### [RAW DATA]

________________________________________

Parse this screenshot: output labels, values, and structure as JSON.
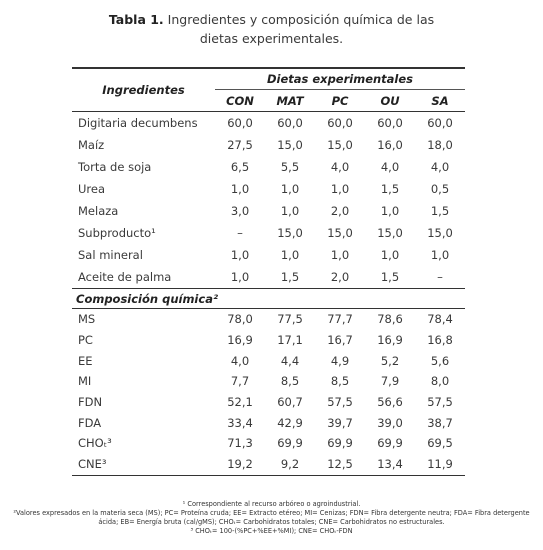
{
  "title": {
    "label": "Tabla 1.",
    "text": "Ingredientes y composición química de las dietas experimentales."
  },
  "table": {
    "header": "Ingredientes",
    "group": "Dietas experimentales",
    "columns": [
      "CON",
      "MAT",
      "PC",
      "OU",
      "SA"
    ],
    "rows": [
      [
        "Digitaria decumbens",
        "60,0",
        "60,0",
        "60,0",
        "60,0",
        "60,0"
      ],
      [
        "Maíz",
        "27,5",
        "15,0",
        "15,0",
        "16,0",
        "18,0"
      ],
      [
        "Torta de soja",
        "6,5",
        "5,5",
        "4,0",
        "4,0",
        "4,0"
      ],
      [
        "Urea",
        "1,0",
        "1,0",
        "1,0",
        "1,5",
        "0,5"
      ],
      [
        "Melaza",
        "3,0",
        "1,0",
        "2,0",
        "1,0",
        "1,5"
      ],
      [
        "Subproducto¹",
        "–",
        "15,0",
        "15,0",
        "15,0",
        "15,0"
      ],
      [
        "Sal mineral",
        "1,0",
        "1,0",
        "1,0",
        "1,0",
        "1,0"
      ],
      [
        "Aceite de palma",
        "1,0",
        "1,5",
        "2,0",
        "1,5",
        "–"
      ]
    ],
    "section": "Composición química²",
    "section_rows": [
      [
        "MS",
        "78,0",
        "77,5",
        "77,7",
        "78,6",
        "78,4"
      ],
      [
        "PC",
        "16,9",
        "17,1",
        "16,7",
        "16,9",
        "16,8"
      ],
      [
        "EE",
        "4,0",
        "4,4",
        "4,9",
        "5,2",
        "5,6"
      ],
      [
        "MI",
        "7,7",
        "8,5",
        "8,5",
        "7,9",
        "8,0"
      ],
      [
        "FDN",
        "52,1",
        "60,7",
        "57,5",
        "56,6",
        "57,5"
      ],
      [
        "FDA",
        "33,4",
        "42,9",
        "39,7",
        "39,0",
        "38,7"
      ],
      [
        "CHOₜ³",
        "71,3",
        "69,9",
        "69,9",
        "69,9",
        "69,5"
      ],
      [
        "CNE³",
        "19,2",
        "9,2",
        "12,5",
        "13,4",
        "11,9"
      ]
    ]
  },
  "footnotes": [
    "¹ Correspondiente al recurso arbóreo o agroindustrial.",
    "²Valores expresados en la materia seca (MS); PC= Proteína cruda; EE= Extracto etéreo; MI= Cenizas; FDN= Fibra detergente neutra; FDA= Fibra detergente ácida; EB= Energía bruta (cal/gMS); CHOₜ= Carbohidratos totales; CNE= Carbohidratos no estructurales.",
    "³ CHOₜ= 100-(%PC+%EE+%MI); CNE= CHOₜ-FDN"
  ]
}
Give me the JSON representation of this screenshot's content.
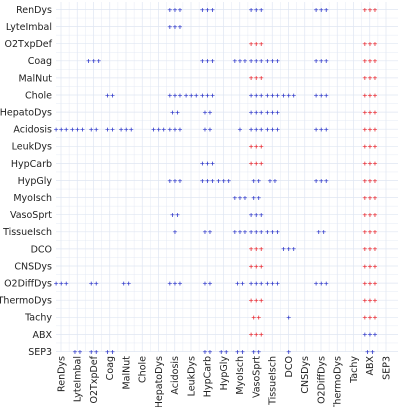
{
  "chart_data": {
    "type": "heatmap",
    "title": "",
    "xlabel": "",
    "ylabel": "",
    "grid": true,
    "rows": [
      "RenDys",
      "LyteImbal",
      "O2TxpDef",
      "Coag",
      "MalNut",
      "Chole",
      "HepatoDys",
      "Acidosis",
      "LeukDys",
      "HypCarb",
      "HypGly",
      "MyoIsch",
      "VasoSprt",
      "TissueIsch",
      "DCO",
      "CNSDys",
      "O2DiffDys",
      "ThermoDys",
      "Tachy",
      "ABX",
      "SEP3"
    ],
    "columns": [
      "RenDys",
      "LyteImbal",
      "O2TxpDef",
      "Coag",
      "MalNut",
      "Chole",
      "HepatoDys",
      "Acidosis",
      "LeukDys",
      "HypCarb",
      "HypGly",
      "MyoIsch",
      "VasoSprt",
      "TissueIsch",
      "DCO",
      "CNSDys",
      "O2DiffDys",
      "ThermoDys",
      "Tachy",
      "ABX",
      "SEP3"
    ],
    "colors": {
      "blue": "#2b35c9",
      "red": "#e8242c",
      "grid": "#dfe6f2"
    },
    "cells": [
      {
        "row": "RenDys",
        "col": "Acidosis",
        "text": "+++",
        "color": "blue"
      },
      {
        "row": "RenDys",
        "col": "HypCarb",
        "text": "+++",
        "color": "blue"
      },
      {
        "row": "RenDys",
        "col": "VasoSprt",
        "text": "+++",
        "color": "blue"
      },
      {
        "row": "RenDys",
        "col": "O2DiffDys",
        "text": "+++",
        "color": "blue"
      },
      {
        "row": "RenDys",
        "col": "ABX",
        "text": "+++",
        "color": "red"
      },
      {
        "row": "LyteImbal",
        "col": "Acidosis",
        "text": "+++",
        "color": "blue"
      },
      {
        "row": "O2TxpDef",
        "col": "VasoSprt",
        "text": "+++",
        "color": "red"
      },
      {
        "row": "O2TxpDef",
        "col": "ABX",
        "text": "+++",
        "color": "red"
      },
      {
        "row": "Coag",
        "col": "O2TxpDef",
        "text": "+++",
        "color": "blue"
      },
      {
        "row": "Coag",
        "col": "HypCarb",
        "text": "+++",
        "color": "blue"
      },
      {
        "row": "Coag",
        "col": "MyoIsch",
        "text": "+++",
        "color": "blue"
      },
      {
        "row": "Coag",
        "col": "VasoSprt",
        "text": "+++",
        "color": "blue"
      },
      {
        "row": "Coag",
        "col": "TissueIsch",
        "text": "+++",
        "color": "blue"
      },
      {
        "row": "Coag",
        "col": "O2DiffDys",
        "text": "+++",
        "color": "blue"
      },
      {
        "row": "Coag",
        "col": "ABX",
        "text": "+++",
        "color": "red"
      },
      {
        "row": "MalNut",
        "col": "VasoSprt",
        "text": "+++",
        "color": "red"
      },
      {
        "row": "MalNut",
        "col": "ABX",
        "text": "+++",
        "color": "red"
      },
      {
        "row": "Chole",
        "col": "Coag",
        "text": "++",
        "color": "blue"
      },
      {
        "row": "Chole",
        "col": "Acidosis",
        "text": "+++",
        "color": "blue"
      },
      {
        "row": "Chole",
        "col": "LeukDys",
        "text": "+++",
        "color": "blue"
      },
      {
        "row": "Chole",
        "col": "HypCarb",
        "text": "+++",
        "color": "blue"
      },
      {
        "row": "Chole",
        "col": "VasoSprt",
        "text": "+++",
        "color": "blue"
      },
      {
        "row": "Chole",
        "col": "TissueIsch",
        "text": "+++",
        "color": "blue"
      },
      {
        "row": "Chole",
        "col": "DCO",
        "text": "+++",
        "color": "blue"
      },
      {
        "row": "Chole",
        "col": "O2DiffDys",
        "text": "+++",
        "color": "blue"
      },
      {
        "row": "Chole",
        "col": "ABX",
        "text": "+++",
        "color": "red"
      },
      {
        "row": "HepatoDys",
        "col": "Acidosis",
        "text": "++",
        "color": "blue"
      },
      {
        "row": "HepatoDys",
        "col": "HypCarb",
        "text": "++",
        "color": "blue"
      },
      {
        "row": "HepatoDys",
        "col": "VasoSprt",
        "text": "+++",
        "color": "blue"
      },
      {
        "row": "HepatoDys",
        "col": "TissueIsch",
        "text": "+++",
        "color": "blue"
      },
      {
        "row": "HepatoDys",
        "col": "ABX",
        "text": "+++",
        "color": "red"
      },
      {
        "row": "Acidosis",
        "col": "RenDys",
        "text": "+++",
        "color": "blue"
      },
      {
        "row": "Acidosis",
        "col": "LyteImbal",
        "text": "+++",
        "color": "blue"
      },
      {
        "row": "Acidosis",
        "col": "O2TxpDef",
        "text": "++",
        "color": "blue"
      },
      {
        "row": "Acidosis",
        "col": "Coag",
        "text": "++",
        "color": "blue"
      },
      {
        "row": "Acidosis",
        "col": "MalNut",
        "text": "+++",
        "color": "blue"
      },
      {
        "row": "Acidosis",
        "col": "HepatoDys",
        "text": "+++",
        "color": "blue"
      },
      {
        "row": "Acidosis",
        "col": "Acidosis",
        "text": "+++",
        "color": "blue"
      },
      {
        "row": "Acidosis",
        "col": "HypCarb",
        "text": "++",
        "color": "blue"
      },
      {
        "row": "Acidosis",
        "col": "MyoIsch",
        "text": "+",
        "color": "blue"
      },
      {
        "row": "Acidosis",
        "col": "VasoSprt",
        "text": "+++",
        "color": "blue"
      },
      {
        "row": "Acidosis",
        "col": "TissueIsch",
        "text": "+++",
        "color": "blue"
      },
      {
        "row": "Acidosis",
        "col": "O2DiffDys",
        "text": "+++",
        "color": "blue"
      },
      {
        "row": "Acidosis",
        "col": "ABX",
        "text": "+++",
        "color": "red"
      },
      {
        "row": "LeukDys",
        "col": "VasoSprt",
        "text": "+++",
        "color": "red"
      },
      {
        "row": "LeukDys",
        "col": "ABX",
        "text": "+++",
        "color": "red"
      },
      {
        "row": "HypCarb",
        "col": "HypCarb",
        "text": "+++",
        "color": "blue"
      },
      {
        "row": "HypCarb",
        "col": "VasoSprt",
        "text": "+++",
        "color": "red"
      },
      {
        "row": "HypCarb",
        "col": "ABX",
        "text": "+++",
        "color": "red"
      },
      {
        "row": "HypGly",
        "col": "Acidosis",
        "text": "+++",
        "color": "blue"
      },
      {
        "row": "HypGly",
        "col": "HypCarb",
        "text": "+++",
        "color": "blue"
      },
      {
        "row": "HypGly",
        "col": "HypGly",
        "text": "+++",
        "color": "blue"
      },
      {
        "row": "HypGly",
        "col": "VasoSprt",
        "text": "++",
        "color": "blue"
      },
      {
        "row": "HypGly",
        "col": "TissueIsch",
        "text": "++",
        "color": "blue"
      },
      {
        "row": "HypGly",
        "col": "O2DiffDys",
        "text": "+++",
        "color": "blue"
      },
      {
        "row": "HypGly",
        "col": "ABX",
        "text": "+++",
        "color": "red"
      },
      {
        "row": "MyoIsch",
        "col": "MyoIsch",
        "text": "+++",
        "color": "blue"
      },
      {
        "row": "MyoIsch",
        "col": "VasoSprt",
        "text": "++",
        "color": "blue"
      },
      {
        "row": "MyoIsch",
        "col": "ABX",
        "text": "+++",
        "color": "red"
      },
      {
        "row": "VasoSprt",
        "col": "Acidosis",
        "text": "++",
        "color": "blue"
      },
      {
        "row": "VasoSprt",
        "col": "VasoSprt",
        "text": "+++",
        "color": "blue"
      },
      {
        "row": "VasoSprt",
        "col": "ABX",
        "text": "+++",
        "color": "red"
      },
      {
        "row": "TissueIsch",
        "col": "Acidosis",
        "text": "+",
        "color": "blue"
      },
      {
        "row": "TissueIsch",
        "col": "HypCarb",
        "text": "++",
        "color": "blue"
      },
      {
        "row": "TissueIsch",
        "col": "MyoIsch",
        "text": "+++",
        "color": "blue"
      },
      {
        "row": "TissueIsch",
        "col": "VasoSprt",
        "text": "+++",
        "color": "blue"
      },
      {
        "row": "TissueIsch",
        "col": "TissueIsch",
        "text": "+++",
        "color": "blue"
      },
      {
        "row": "TissueIsch",
        "col": "O2DiffDys",
        "text": "++",
        "color": "blue"
      },
      {
        "row": "TissueIsch",
        "col": "ABX",
        "text": "+++",
        "color": "red"
      },
      {
        "row": "DCO",
        "col": "VasoSprt",
        "text": "+++",
        "color": "red"
      },
      {
        "row": "DCO",
        "col": "DCO",
        "text": "+++",
        "color": "blue"
      },
      {
        "row": "DCO",
        "col": "ABX",
        "text": "+++",
        "color": "red"
      },
      {
        "row": "CNSDys",
        "col": "VasoSprt",
        "text": "+++",
        "color": "red"
      },
      {
        "row": "CNSDys",
        "col": "ABX",
        "text": "+++",
        "color": "red"
      },
      {
        "row": "O2DiffDys",
        "col": "RenDys",
        "text": "+++",
        "color": "blue"
      },
      {
        "row": "O2DiffDys",
        "col": "O2TxpDef",
        "text": "++",
        "color": "blue"
      },
      {
        "row": "O2DiffDys",
        "col": "MalNut",
        "text": "++",
        "color": "blue"
      },
      {
        "row": "O2DiffDys",
        "col": "Acidosis",
        "text": "+++",
        "color": "blue"
      },
      {
        "row": "O2DiffDys",
        "col": "HypCarb",
        "text": "++",
        "color": "blue"
      },
      {
        "row": "O2DiffDys",
        "col": "MyoIsch",
        "text": "++",
        "color": "blue"
      },
      {
        "row": "O2DiffDys",
        "col": "VasoSprt",
        "text": "+++",
        "color": "blue"
      },
      {
        "row": "O2DiffDys",
        "col": "TissueIsch",
        "text": "+++",
        "color": "blue"
      },
      {
        "row": "O2DiffDys",
        "col": "O2DiffDys",
        "text": "+++",
        "color": "blue"
      },
      {
        "row": "O2DiffDys",
        "col": "ABX",
        "text": "+++",
        "color": "red"
      },
      {
        "row": "ThermoDys",
        "col": "VasoSprt",
        "text": "+++",
        "color": "red"
      },
      {
        "row": "ThermoDys",
        "col": "ABX",
        "text": "+++",
        "color": "red"
      },
      {
        "row": "Tachy",
        "col": "VasoSprt",
        "text": "++",
        "color": "red"
      },
      {
        "row": "Tachy",
        "col": "DCO",
        "text": "+",
        "color": "blue"
      },
      {
        "row": "Tachy",
        "col": "ABX",
        "text": "+++",
        "color": "red"
      },
      {
        "row": "ABX",
        "col": "VasoSprt",
        "text": "+++",
        "color": "red"
      },
      {
        "row": "ABX",
        "col": "ABX",
        "text": "+++",
        "color": "blue"
      },
      {
        "row": "SEP3",
        "col": "LyteImbal",
        "text": "++",
        "color": "blue"
      },
      {
        "row": "SEP3",
        "col": "O2TxpDef",
        "text": "++",
        "color": "blue"
      },
      {
        "row": "SEP3",
        "col": "Coag",
        "text": "++",
        "color": "blue"
      },
      {
        "row": "SEP3",
        "col": "HypCarb",
        "text": "++",
        "color": "blue"
      },
      {
        "row": "SEP3",
        "col": "HypGly",
        "text": "++",
        "color": "blue"
      },
      {
        "row": "SEP3",
        "col": "MyoIsch",
        "text": "++",
        "color": "blue"
      },
      {
        "row": "SEP3",
        "col": "VasoSprt",
        "text": "++",
        "color": "blue"
      },
      {
        "row": "SEP3",
        "col": "DCO",
        "text": "+",
        "color": "blue"
      },
      {
        "row": "SEP3",
        "col": "ABX",
        "text": "++",
        "color": "blue"
      }
    ]
  }
}
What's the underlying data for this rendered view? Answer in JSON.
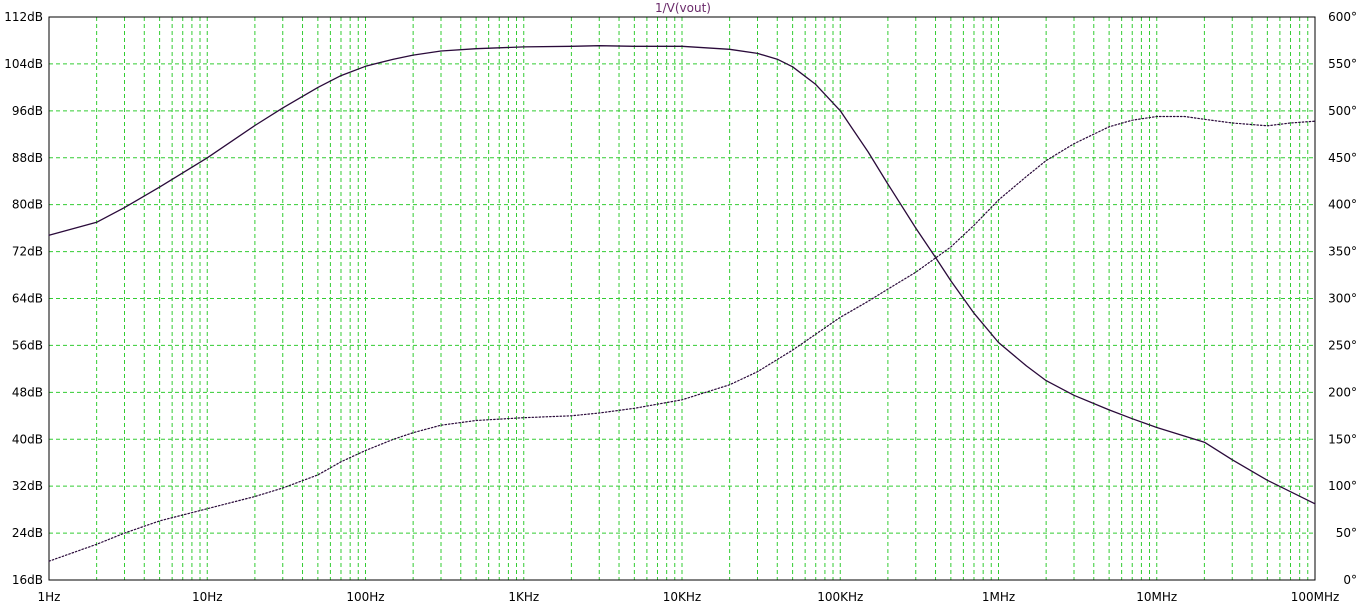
{
  "chart_data": {
    "type": "line",
    "title": "1/V(vout)",
    "x_axis": {
      "scale": "log",
      "range": [
        1,
        100000000
      ],
      "tick_values": [
        1,
        10,
        100,
        1000,
        10000,
        100000,
        1000000,
        10000000,
        100000000
      ],
      "tick_labels": [
        "1Hz",
        "10Hz",
        "100Hz",
        "1KHz",
        "10KHz",
        "100KHz",
        "1MHz",
        "10MHz",
        "100MHz"
      ]
    },
    "y_left": {
      "range": [
        16,
        112
      ],
      "tick_values": [
        16,
        24,
        32,
        40,
        48,
        56,
        64,
        72,
        80,
        88,
        96,
        104,
        112
      ],
      "tick_labels": [
        "16dB",
        "24dB",
        "32dB",
        "40dB",
        "48dB",
        "56dB",
        "64dB",
        "72dB",
        "80dB",
        "88dB",
        "96dB",
        "104dB",
        "112dB"
      ]
    },
    "y_right": {
      "range": [
        0,
        600
      ],
      "tick_values": [
        0,
        50,
        100,
        150,
        200,
        250,
        300,
        350,
        400,
        450,
        500,
        550,
        600
      ],
      "tick_labels": [
        "0°",
        "50°",
        "100°",
        "150°",
        "200°",
        "250°",
        "300°",
        "350°",
        "400°",
        "450°",
        "500°",
        "550°",
        "600°"
      ]
    },
    "grid": true,
    "series": [
      {
        "axis": "left",
        "style": "solid",
        "color": "#2a0a3a",
        "points": [
          [
            1,
            74.8
          ],
          [
            2,
            77.0
          ],
          [
            3,
            79.5
          ],
          [
            5,
            83.0
          ],
          [
            10,
            88.0
          ],
          [
            20,
            93.5
          ],
          [
            30,
            96.5
          ],
          [
            50,
            100.0
          ],
          [
            70,
            102.0
          ],
          [
            100,
            103.6
          ],
          [
            150,
            104.8
          ],
          [
            200,
            105.5
          ],
          [
            300,
            106.2
          ],
          [
            500,
            106.6
          ],
          [
            1000,
            106.9
          ],
          [
            2000,
            107.0
          ],
          [
            3000,
            107.1
          ],
          [
            5000,
            107.0
          ],
          [
            10000,
            107.0
          ],
          [
            20000,
            106.5
          ],
          [
            30000,
            105.8
          ],
          [
            40000,
            104.8
          ],
          [
            50000,
            103.5
          ],
          [
            70000,
            100.5
          ],
          [
            100000,
            96.0
          ],
          [
            150000,
            89.0
          ],
          [
            200000,
            83.5
          ],
          [
            300000,
            76.0
          ],
          [
            400000,
            71.0
          ],
          [
            500000,
            67.0
          ],
          [
            700000,
            61.5
          ],
          [
            1000000,
            56.5
          ],
          [
            1500000,
            52.5
          ],
          [
            2000000,
            50.0
          ],
          [
            3000000,
            47.5
          ],
          [
            5000000,
            45.0
          ],
          [
            7000000,
            43.5
          ],
          [
            10000000,
            42.0
          ],
          [
            20000000,
            39.5
          ],
          [
            30000000,
            36.5
          ],
          [
            50000000,
            33.0
          ],
          [
            100000000,
            29.0
          ]
        ]
      },
      {
        "axis": "right",
        "style": "dotted",
        "color": "#2a0a3a",
        "points": [
          [
            1,
            20
          ],
          [
            2,
            38
          ],
          [
            3,
            50
          ],
          [
            5,
            63
          ],
          [
            10,
            76
          ],
          [
            20,
            89
          ],
          [
            30,
            98
          ],
          [
            50,
            112
          ],
          [
            70,
            126
          ],
          [
            100,
            138
          ],
          [
            150,
            150
          ],
          [
            200,
            157
          ],
          [
            300,
            165
          ],
          [
            500,
            170
          ],
          [
            1000,
            173
          ],
          [
            2000,
            175
          ],
          [
            3000,
            178
          ],
          [
            5000,
            183
          ],
          [
            10000,
            192
          ],
          [
            20000,
            208
          ],
          [
            30000,
            222
          ],
          [
            50000,
            245
          ],
          [
            70000,
            262
          ],
          [
            100000,
            280
          ],
          [
            150000,
            297
          ],
          [
            200000,
            310
          ],
          [
            300000,
            328
          ],
          [
            500000,
            355
          ],
          [
            700000,
            378
          ],
          [
            1000000,
            405
          ],
          [
            1500000,
            430
          ],
          [
            2000000,
            447
          ],
          [
            3000000,
            465
          ],
          [
            5000000,
            483
          ],
          [
            7000000,
            490
          ],
          [
            10000000,
            494
          ],
          [
            15000000,
            494
          ],
          [
            20000000,
            491
          ],
          [
            30000000,
            487
          ],
          [
            50000000,
            484
          ],
          [
            70000000,
            487
          ],
          [
            100000000,
            489
          ]
        ]
      }
    ]
  }
}
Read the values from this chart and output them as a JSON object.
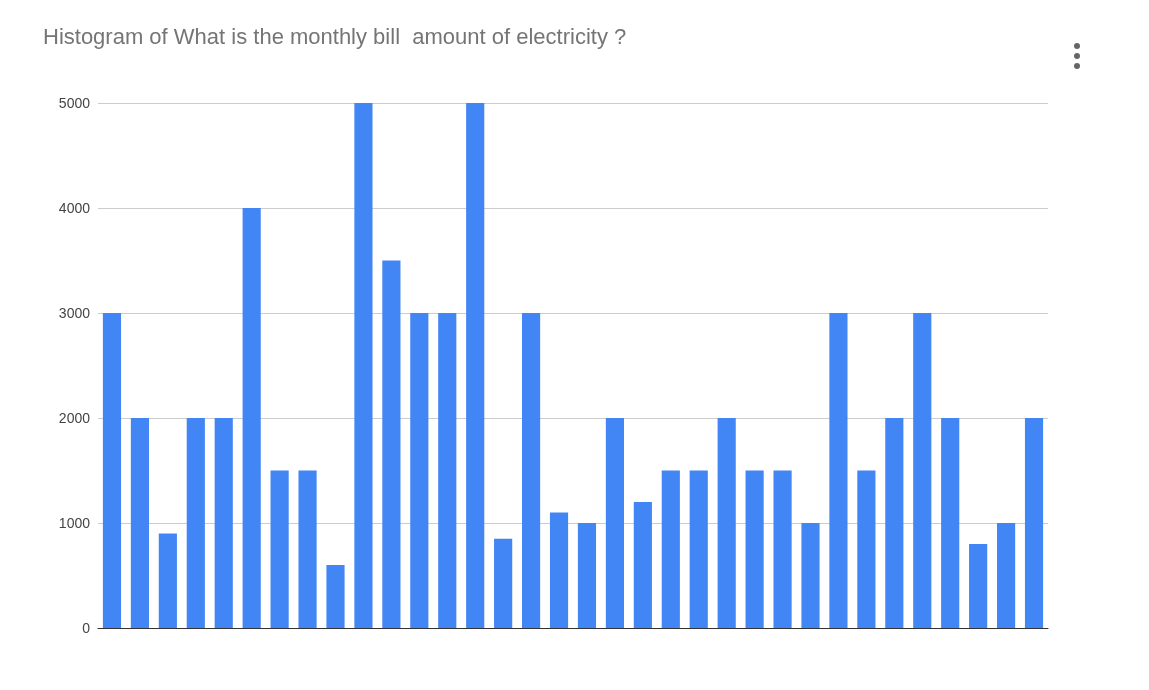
{
  "chart_data": {
    "type": "bar",
    "title": "Histogram of What is the monthly bill  amount of electricity ?",
    "categories": [
      null,
      null,
      null,
      null,
      null,
      null,
      null,
      null,
      null,
      null,
      null,
      null,
      null,
      null,
      null,
      null,
      null,
      null,
      null,
      null,
      null,
      null,
      null,
      null,
      null,
      null,
      null,
      null,
      null,
      null,
      null,
      null,
      null,
      null
    ],
    "values": [
      3000,
      2000,
      900,
      2000,
      2000,
      4000,
      1500,
      1500,
      600,
      5000,
      3500,
      3000,
      3000,
      5000,
      850,
      3000,
      1100,
      1000,
      2000,
      1200,
      1500,
      1500,
      2000,
      1500,
      1500,
      1000,
      3000,
      1500,
      2000,
      3000,
      2000,
      800,
      1000,
      2000
    ],
    "color": "#4285f4",
    "ylim": [
      0,
      5000
    ],
    "yticks": [
      0,
      1000,
      2000,
      3000,
      4000,
      5000
    ],
    "grid": "y",
    "tick_labels": "y"
  }
}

________________________________________

### [TASK DETAILS]
Scan the listing above for the word "experimentales" and copy every line that holds it.

### [WRITTEN RESPONSE]
    "text": "Ingredientes y composición química de las dietas experimentales."
    "group": "Dietas experimentales",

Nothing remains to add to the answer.